Solstice Coil is an alternative progressive rock band formed in Israel in 2001. The band's core members are Shir Deutch, Opher Vishnia and Shai Yallin.

The band describes its musical style on its official website as "combining the emotional with the intellectual", and proclaims itself as "Israel's first alt-prog-rock band to be formed on the web".

Solstice Coil has released three albums, A Prescription for Paper Cuts (2005), Natural Causes (2011) and Commute (2015). Natural Causes had been picked up by the Orlando-based progressive rock label Melodic Revolution Records and Commute was released on Taklit Music, Subterranean Masquerade guitarist Tomer Pink's new label.

On July 5, 2011, Solstice Coil released a parody of Dream Theater to YouTube titled "The Natural Causes Carries On", spoofing Dream Theater's "The Spirit Carries On" documentary about their search to replace founding member and drummer Mike Portnoy. The video became immensely popular among Dream Theater fans and was subsequently promoted by guitarist John Petrucci on his official Facebook and Twitter accounts. Dream Theater keyboardist Jordan Rudess has also given his seal of approval, stating the video was "very funny".

On July 19, 2011, during Dream Theater's second concert in Israel, the parody was screened before thousands of fans, moments before Dream Theater took the stage.

History 
Solstice Coil was established in late-2001 with Shir Deutch on vocals and guitars, Opher Vishnia on lead guitar, Uri Goldberg on drums and Guy Matityahu on bass guitar. During the first years of its existence, the band played a mix of Hebrew and English songs, mostly influenced by Brit-pop and Brit-rock.

After going through several line-up changes, the band released its debut album, A Prescription For Paper Cuts on September 21, 2005 with bassist Diego Olschansky and keyboard player Shai Yallin; A self-produced effort, the album was mostly recorded, edited and mixed by Yallin at his home studio. Paper Cuts received positive reviews from music websites and magazines from around the world in Hebrew, English, Dutch Italian, French and German. In Israel, it received a favorable review on Mitkadem, biggest archive of progressive rock in the Hebrew language. It was named "Album of the month" on German website Babyblaue Seiten and on Brazilian website progressiverockbr.

Following a review and an interview published on Belgian progressive rock magazine Prog-résiste, the band was invited to perform at an annual progressive festival held at the Spirit of 66’ club in Belgium in 2006. The Belgian tour was covered by Israeli media.

▶ [Given records]:
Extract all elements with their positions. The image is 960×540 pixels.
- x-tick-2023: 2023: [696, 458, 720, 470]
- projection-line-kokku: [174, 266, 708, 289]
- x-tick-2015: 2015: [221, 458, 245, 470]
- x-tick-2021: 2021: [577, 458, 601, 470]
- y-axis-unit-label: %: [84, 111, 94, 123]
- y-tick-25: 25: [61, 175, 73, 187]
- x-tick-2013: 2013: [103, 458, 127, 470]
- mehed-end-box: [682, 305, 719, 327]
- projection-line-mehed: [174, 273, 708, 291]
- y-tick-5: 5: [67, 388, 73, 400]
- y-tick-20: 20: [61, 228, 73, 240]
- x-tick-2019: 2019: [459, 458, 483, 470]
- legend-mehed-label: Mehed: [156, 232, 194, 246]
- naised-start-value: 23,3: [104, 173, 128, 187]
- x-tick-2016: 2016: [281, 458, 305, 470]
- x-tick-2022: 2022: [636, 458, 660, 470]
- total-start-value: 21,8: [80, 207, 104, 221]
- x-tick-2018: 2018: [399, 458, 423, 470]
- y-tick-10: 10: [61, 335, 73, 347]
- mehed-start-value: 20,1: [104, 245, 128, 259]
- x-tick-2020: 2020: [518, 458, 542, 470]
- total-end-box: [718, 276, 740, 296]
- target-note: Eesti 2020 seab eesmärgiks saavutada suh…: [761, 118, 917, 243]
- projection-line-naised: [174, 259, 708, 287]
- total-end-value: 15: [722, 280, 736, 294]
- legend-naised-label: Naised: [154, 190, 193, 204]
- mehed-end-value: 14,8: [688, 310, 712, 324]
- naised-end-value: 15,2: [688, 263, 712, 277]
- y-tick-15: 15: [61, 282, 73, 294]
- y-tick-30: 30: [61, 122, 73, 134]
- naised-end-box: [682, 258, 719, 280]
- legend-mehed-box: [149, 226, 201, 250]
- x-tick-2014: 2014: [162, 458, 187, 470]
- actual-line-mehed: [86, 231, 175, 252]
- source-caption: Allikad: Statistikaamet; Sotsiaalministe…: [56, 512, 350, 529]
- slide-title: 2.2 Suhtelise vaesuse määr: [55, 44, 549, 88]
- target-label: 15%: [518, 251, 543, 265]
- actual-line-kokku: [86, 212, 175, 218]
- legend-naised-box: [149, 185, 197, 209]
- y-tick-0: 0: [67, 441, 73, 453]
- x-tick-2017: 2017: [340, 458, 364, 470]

▶ [What to do]:
Please carry the Solstice Coil band history further, starting after its last sentence, "The Belgian tour was covered by Israeli media."

▶ [Answer to this task]:
In 2007, the band experienced more personnel changes and from then on included Deutch, Vishnia and Yallin as well as Yaniv Shalev on bass guitar and Yatziv Caspi on drums. This line-up would go on to work on the band's next album, Natural Causes, which was released on June 21, 2011 through Orlando-based label Melodic Revolution Records, with album art by digital artist Vitaly S. Alexius.

2012 saw the band through another lineup change, with Drummer Yatziv Caspi and bassist Yaniv Shalev replaced respectively with Yakir Fitousi and Mihael Galperin. Later that year, the band went on a two-week tour of India, culminating in a performance at the NH7 Weekender festival alongside, among others, Megadeth. Following the tour, the band began work on their third effort, Commute, which was released on June 21, 2015 on Taklit Music.

Style and influences 
Solstice Coil's music is a cross-genre of progressive rock, alternative rock and progressive metal. The band members state mutual influences by artists such as Radiohead, Muse, Porcupine Tree, Dream Theater, King Crimson, Genesis and The Mars Volta.

The music is characterised by complex structures, variable song lengths, unorthodox time signatures, multi-layered arrangements and wide range male vocals. The songs are often melancholic and dark, while the lyrics tend to be metaphorical and multi-faceted.

Discography 
 A Prescription for Paper Cuts (2005)
 Natural Causes (2011) Melodic Revolution Records
 Commute (2015)

Videography

Deep Child 
The band filmed its first official music video for the song Deep Child in 2006. The script was written by Shir Deutch and directed by Amir Armel over the course of three days. Deep Child featured a story arc and a cast of over 15 people, and was shot in a number of locations. While the band members were not seen playing or singing in the video, Deutch, Vishnia, Yallin and Goldberg had cameos in it.

Deep Child was broadcast on Israeli music Channel 24 and named 'Video of the Week' by My HOT V.O.D – a music video service offered by Israeli's cable company HOT.

A live version of Deep Child was released on the Prog-résiste Prog 4 Convention 2006 DVD. The video was shot during Solstice Coil's performance at the Spirit of 66’ club in Belgium.

Recipe for Eternity 
Solstice Coil's second official video and the first song to be released from Natural Causes. It included footage taken by the band itself during the Natural Causes recording sessions. Lead singer Shir Deutch edited the video, which includes shots of the band working at the studio as well as a string quartet that was recorded for the album.

"Too Many Regrets" & The Natural Causes Carries On 

On July 5, 2011, Solstice Coil released a parody of Dream Theater to YouTube titled "The Natural Causes Carries On", spoofing Dream Theater's "The Spirit Carries On" documentary about their search for a replacement for founding member and drummer Mike Portnoy. The video was written, directed and edited by Deutch.

The parody video was intended to promote the music video for Too Many Regrets, also edited by Deutch. Dream Theater guitarist John Petrucci posted the video on his Facebook and Twitter accounts, leading to over twenty thousand unique views on the band's YouTube page. Dream Theater keyboardist Jordan Rudess commented on the video with his personal YouTube account, stating the video was "very funny".
On July 19, 2011, Dream Theater screened the parody video on their Tel Aviv show, right before they went on stage.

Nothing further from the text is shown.